Extracted data entries
+++
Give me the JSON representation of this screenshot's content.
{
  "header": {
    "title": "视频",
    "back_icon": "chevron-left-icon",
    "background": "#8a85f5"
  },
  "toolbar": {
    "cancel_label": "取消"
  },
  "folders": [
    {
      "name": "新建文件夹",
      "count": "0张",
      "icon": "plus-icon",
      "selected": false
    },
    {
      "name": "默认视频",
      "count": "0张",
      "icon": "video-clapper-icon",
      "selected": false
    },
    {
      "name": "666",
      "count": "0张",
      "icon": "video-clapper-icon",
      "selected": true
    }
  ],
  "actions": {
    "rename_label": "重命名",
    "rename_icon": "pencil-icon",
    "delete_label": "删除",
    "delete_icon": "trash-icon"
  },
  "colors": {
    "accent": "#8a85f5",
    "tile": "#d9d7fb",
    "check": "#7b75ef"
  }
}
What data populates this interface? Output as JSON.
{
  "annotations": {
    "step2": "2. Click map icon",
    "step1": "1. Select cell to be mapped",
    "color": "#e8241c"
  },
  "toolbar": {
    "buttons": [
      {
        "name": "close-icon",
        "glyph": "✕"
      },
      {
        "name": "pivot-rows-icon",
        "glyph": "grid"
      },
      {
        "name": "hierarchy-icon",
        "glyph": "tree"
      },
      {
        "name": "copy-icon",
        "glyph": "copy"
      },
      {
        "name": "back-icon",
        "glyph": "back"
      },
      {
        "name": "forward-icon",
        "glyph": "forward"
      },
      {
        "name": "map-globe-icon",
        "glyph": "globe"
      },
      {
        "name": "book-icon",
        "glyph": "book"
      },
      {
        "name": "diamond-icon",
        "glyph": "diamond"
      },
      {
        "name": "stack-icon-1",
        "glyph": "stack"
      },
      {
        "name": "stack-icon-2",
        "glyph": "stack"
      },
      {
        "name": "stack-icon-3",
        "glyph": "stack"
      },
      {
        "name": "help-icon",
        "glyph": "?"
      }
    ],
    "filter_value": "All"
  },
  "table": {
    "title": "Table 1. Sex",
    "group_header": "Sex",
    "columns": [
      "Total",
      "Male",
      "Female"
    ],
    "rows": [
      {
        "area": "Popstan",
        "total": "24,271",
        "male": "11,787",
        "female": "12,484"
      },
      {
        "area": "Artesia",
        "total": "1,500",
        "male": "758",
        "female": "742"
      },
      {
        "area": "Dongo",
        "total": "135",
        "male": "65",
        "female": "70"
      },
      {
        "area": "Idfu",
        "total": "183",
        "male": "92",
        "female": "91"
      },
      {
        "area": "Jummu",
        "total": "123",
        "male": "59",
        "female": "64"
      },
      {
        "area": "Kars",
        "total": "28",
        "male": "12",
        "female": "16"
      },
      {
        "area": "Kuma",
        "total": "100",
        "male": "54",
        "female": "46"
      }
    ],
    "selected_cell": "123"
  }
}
+++
→ Direction
Exactly reproduce every line of the data above.

→ Task response
Give me the JSON representation of this screenshot's content.
{
  "header": {
    "title": "视频",
    "back_icon": "chevron-left-icon",
    "background": "#8a85f5"
  },
  "toolbar": {
    "cancel_label": "取消"
  },
  "folders": [
    {
      "name": "新建文件夹",
      "count": "0张",
      "icon": "plus-icon",
      "selected": false
    },
    {
      "name": "默认视频",
      "count": "0张",
      "icon": "video-clapper-icon",
      "selected": false
    },
    {
      "name": "666",
      "count": "0张",
      "icon": "video-clapper-icon",
      "selected": true
    }
  ],
  "actions": {
    "rename_label": "重命名",
    "rename_icon": "pencil-icon",
    "delete_label": "删除",
    "delete_icon": "trash-icon"
  },
  "colors": {
    "accent": "#8a85f5",
    "tile": "#d9d7fb",
    "check": "#7b75ef"
  }
}
What data populates this interface? Output as JSON.
{
  "annotations": {
    "step2": "2. Click map icon",
    "step1": "1. Select cell to be mapped",
    "color": "#e8241c"
  },
  "toolbar": {
    "buttons": [
      {
        "name": "close-icon",
        "glyph": "✕"
      },
      {
        "name": "pivot-rows-icon",
        "glyph": "grid"
      },
      {
        "name": "hierarchy-icon",
        "glyph": "tree"
      },
      {
        "name": "copy-icon",
        "glyph": "copy"
      },
      {
        "name": "back-icon",
        "glyph": "back"
      },
      {
        "name": "forward-icon",
        "glyph": "forward"
      },
      {
        "name": "map-globe-icon",
        "glyph": "globe"
      },
      {
        "name": "book-icon",
        "glyph": "book"
      },
      {
        "name": "diamond-icon",
        "glyph": "diamond"
      },
      {
        "name": "stack-icon-1",
        "glyph": "stack"
      },
      {
        "name": "stack-icon-2",
        "glyph": "stack"
      },
      {
        "name": "stack-icon-3",
        "glyph": "stack"
      },
      {
        "name": "help-icon",
        "glyph": "?"
      }
    ],
    "filter_value": "All"
  },
  "table": {
    "title": "Table 1. Sex",
    "group_header": "Sex",
    "columns": [
      "Total",
      "Male",
      "Female"
    ],
    "rows": [
      {
        "area": "Popstan",
        "total": "24,271",
        "male": "11,787",
        "female": "12,484"
      },
      {
        "area": "Artesia",
        "total": "1,500",
        "male": "758",
        "female": "742"
      },
      {
        "area": "Dongo",
        "total": "135",
        "male": "65",
        "female": "70"
      },
      {
        "area": "Idfu",
        "total": "183",
        "male": "92",
        "female": "91"
      },
      {
        "area": "Jummu",
        "total": "123",
        "male": "59",
        "female": "64"
      },
      {
        "area": "Kars",
        "total": "28",
        "male": "12",
        "female": "16"
      },
      {
        "area": "Kuma",
        "total": "100",
        "male": "54",
        "female": "46"
      }
    ],
    "selected_cell": "123"
  }
}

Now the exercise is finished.